Copy each line that contains the string "وإذا".

## START Dataset records

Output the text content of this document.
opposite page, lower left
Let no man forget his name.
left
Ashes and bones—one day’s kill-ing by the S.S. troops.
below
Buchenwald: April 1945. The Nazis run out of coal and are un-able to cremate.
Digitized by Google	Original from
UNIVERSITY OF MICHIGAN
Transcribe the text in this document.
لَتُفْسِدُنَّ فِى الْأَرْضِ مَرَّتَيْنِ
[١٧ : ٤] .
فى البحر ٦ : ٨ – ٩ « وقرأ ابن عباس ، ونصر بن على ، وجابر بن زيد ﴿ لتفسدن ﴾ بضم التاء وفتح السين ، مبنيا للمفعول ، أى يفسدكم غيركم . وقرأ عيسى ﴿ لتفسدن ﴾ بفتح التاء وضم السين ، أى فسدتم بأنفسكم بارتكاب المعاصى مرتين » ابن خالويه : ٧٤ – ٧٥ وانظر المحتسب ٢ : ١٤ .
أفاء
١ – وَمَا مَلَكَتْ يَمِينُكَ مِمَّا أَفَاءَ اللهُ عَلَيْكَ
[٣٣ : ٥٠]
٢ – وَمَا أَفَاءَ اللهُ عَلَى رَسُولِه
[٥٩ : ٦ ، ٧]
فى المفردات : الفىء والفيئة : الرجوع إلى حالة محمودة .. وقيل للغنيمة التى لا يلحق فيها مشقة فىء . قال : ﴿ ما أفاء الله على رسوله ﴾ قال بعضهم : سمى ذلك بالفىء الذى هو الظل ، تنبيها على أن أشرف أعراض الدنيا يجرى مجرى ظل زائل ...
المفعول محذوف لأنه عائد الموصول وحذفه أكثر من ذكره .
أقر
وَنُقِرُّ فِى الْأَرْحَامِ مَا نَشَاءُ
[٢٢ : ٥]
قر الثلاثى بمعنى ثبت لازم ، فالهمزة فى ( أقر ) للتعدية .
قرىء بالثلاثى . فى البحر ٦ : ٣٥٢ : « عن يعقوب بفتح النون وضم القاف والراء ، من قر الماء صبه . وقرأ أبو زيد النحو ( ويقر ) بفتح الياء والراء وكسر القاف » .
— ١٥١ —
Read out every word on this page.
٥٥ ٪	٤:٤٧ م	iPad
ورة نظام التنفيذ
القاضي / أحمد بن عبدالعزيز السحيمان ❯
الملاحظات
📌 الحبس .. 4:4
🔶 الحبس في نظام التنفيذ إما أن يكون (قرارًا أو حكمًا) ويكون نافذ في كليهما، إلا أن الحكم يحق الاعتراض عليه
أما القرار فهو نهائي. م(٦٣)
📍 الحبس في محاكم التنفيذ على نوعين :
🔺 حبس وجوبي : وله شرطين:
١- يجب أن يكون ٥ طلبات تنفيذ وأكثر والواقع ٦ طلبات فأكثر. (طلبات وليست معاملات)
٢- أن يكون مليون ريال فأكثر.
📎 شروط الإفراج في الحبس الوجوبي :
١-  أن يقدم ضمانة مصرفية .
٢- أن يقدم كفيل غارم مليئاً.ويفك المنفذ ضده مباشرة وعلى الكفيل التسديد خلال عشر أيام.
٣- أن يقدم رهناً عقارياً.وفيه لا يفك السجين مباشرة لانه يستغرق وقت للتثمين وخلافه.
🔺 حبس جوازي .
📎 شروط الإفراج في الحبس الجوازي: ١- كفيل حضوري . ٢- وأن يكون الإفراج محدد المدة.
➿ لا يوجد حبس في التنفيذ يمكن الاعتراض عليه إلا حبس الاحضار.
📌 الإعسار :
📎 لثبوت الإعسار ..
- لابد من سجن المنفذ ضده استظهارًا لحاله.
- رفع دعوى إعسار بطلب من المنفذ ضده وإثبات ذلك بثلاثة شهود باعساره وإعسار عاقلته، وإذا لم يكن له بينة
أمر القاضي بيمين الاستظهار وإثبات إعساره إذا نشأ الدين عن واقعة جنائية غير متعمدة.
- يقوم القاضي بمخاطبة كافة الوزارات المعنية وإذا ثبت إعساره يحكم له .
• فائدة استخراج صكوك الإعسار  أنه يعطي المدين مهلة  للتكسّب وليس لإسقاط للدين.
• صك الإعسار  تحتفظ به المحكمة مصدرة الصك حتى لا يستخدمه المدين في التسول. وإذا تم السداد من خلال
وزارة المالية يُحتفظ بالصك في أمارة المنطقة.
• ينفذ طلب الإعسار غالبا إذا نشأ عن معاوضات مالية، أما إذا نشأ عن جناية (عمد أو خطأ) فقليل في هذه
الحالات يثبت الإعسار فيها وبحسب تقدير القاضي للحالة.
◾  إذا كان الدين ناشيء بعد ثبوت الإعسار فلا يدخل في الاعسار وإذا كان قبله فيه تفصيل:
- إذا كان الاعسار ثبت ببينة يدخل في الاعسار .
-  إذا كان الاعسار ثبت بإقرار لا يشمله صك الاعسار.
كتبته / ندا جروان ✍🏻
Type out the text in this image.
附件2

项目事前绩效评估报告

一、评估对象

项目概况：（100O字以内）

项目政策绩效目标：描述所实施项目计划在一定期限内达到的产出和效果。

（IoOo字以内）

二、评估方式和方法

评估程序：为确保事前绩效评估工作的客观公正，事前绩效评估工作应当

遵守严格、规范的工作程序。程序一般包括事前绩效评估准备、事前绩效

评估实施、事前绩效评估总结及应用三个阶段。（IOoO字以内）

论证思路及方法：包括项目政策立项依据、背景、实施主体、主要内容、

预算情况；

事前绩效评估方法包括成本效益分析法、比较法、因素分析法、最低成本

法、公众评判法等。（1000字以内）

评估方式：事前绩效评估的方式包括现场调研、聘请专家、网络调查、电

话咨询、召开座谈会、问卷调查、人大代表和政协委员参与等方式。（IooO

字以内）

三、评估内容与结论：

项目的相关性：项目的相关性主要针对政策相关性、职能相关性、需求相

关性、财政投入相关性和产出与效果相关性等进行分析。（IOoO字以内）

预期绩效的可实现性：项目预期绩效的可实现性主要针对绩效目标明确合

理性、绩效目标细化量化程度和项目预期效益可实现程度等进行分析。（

## END Dataset records

§ **Task result**
- رفع دعوى إعسار بطلب من المنفذ ضده وإثبات ذلك بثلاثة شهود باعساره وإعسار عاقلته، وإذا لم يكن له بينة
- يقوم القاضي بمخاطبة كافة الوزارات المعنية وإذا ثبت إعساره يحكم له .
• صك الإعسار  تحتفظ به المحكمة مصدرة الصك حتى لا يستخدمه المدين في التسول. وإذا تم السداد من خلال
◾  إذا كان الدين ناشيء بعد ثبوت الإعسار فلا يدخل في الاعسار وإذا كان قبله فيه تفصيل:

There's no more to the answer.